== Data supplied ==

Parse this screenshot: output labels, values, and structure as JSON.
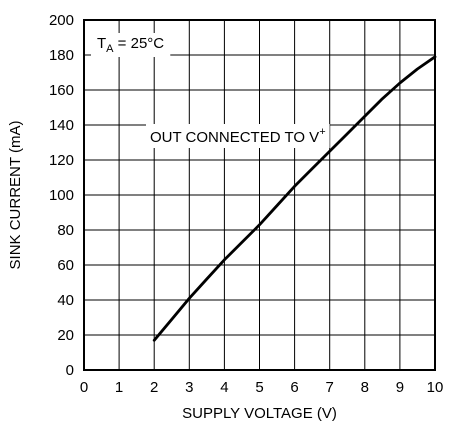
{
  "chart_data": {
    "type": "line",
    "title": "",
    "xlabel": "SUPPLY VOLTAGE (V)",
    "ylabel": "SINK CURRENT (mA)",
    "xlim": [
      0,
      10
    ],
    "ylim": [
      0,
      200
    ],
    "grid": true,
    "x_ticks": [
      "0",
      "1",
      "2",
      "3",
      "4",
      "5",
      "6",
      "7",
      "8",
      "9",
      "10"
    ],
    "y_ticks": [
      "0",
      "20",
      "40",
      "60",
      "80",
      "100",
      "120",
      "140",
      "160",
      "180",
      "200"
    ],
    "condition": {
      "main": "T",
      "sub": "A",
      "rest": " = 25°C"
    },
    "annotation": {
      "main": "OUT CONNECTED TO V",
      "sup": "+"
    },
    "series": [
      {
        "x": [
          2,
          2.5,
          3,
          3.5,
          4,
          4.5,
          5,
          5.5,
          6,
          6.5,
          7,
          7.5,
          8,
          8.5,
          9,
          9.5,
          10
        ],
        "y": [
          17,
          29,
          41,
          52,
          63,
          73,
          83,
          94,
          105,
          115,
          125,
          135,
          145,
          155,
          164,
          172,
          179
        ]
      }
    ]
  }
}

--

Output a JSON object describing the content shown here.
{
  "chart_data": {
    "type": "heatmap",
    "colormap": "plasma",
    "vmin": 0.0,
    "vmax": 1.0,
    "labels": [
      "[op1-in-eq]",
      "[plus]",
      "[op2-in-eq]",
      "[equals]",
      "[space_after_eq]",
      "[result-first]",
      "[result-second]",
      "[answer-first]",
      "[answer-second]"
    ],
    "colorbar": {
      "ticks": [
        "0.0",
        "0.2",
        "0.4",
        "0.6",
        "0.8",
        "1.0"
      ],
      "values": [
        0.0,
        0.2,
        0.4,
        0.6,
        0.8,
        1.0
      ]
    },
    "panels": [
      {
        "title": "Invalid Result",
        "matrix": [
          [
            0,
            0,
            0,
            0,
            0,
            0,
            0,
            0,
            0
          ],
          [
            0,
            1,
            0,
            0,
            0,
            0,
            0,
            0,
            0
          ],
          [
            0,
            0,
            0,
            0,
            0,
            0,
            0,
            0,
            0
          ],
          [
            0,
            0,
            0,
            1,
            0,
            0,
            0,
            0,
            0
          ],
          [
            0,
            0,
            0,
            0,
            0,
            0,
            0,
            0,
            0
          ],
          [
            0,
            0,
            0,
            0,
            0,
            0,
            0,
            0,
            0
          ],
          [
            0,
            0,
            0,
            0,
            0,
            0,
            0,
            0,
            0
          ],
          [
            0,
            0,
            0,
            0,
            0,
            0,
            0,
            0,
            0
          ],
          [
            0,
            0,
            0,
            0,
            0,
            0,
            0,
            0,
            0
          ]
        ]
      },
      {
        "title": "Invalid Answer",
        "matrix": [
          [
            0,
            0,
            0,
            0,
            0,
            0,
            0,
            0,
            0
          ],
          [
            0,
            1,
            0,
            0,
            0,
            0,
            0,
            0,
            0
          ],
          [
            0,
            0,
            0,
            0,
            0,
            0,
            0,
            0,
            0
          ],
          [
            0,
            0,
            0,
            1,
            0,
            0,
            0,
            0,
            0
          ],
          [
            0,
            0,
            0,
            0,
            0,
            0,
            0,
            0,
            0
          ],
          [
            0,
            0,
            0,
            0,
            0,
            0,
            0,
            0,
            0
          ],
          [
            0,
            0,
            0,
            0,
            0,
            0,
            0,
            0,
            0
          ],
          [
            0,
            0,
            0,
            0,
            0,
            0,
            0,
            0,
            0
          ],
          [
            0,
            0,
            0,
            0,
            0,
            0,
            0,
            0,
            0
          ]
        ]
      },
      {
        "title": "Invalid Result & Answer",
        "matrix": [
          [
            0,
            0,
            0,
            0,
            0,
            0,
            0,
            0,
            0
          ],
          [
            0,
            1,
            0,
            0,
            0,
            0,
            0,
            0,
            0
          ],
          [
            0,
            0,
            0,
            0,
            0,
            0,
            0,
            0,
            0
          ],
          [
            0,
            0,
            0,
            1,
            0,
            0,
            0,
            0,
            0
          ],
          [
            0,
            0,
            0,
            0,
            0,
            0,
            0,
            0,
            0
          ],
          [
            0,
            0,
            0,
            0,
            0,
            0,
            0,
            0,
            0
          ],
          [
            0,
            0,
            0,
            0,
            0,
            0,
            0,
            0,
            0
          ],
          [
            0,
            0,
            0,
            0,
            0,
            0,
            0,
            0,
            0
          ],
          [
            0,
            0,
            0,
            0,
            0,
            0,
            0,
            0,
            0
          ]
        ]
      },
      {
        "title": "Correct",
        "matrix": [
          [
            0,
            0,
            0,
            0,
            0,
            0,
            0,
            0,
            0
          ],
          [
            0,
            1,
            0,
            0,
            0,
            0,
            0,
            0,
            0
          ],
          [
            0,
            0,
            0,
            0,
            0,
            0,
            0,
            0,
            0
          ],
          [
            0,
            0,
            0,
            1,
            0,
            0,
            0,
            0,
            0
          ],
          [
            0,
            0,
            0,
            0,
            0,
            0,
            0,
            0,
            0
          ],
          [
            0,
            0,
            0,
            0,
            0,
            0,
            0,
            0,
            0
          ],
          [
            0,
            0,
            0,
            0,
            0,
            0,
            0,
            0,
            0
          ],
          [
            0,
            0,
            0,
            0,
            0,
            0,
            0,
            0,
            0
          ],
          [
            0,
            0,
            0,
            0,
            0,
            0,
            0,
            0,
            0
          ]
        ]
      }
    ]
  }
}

== What the exercise asks ==
Of the lines in the material, how many include "values"? Respond with the number alone.

== Response ==
2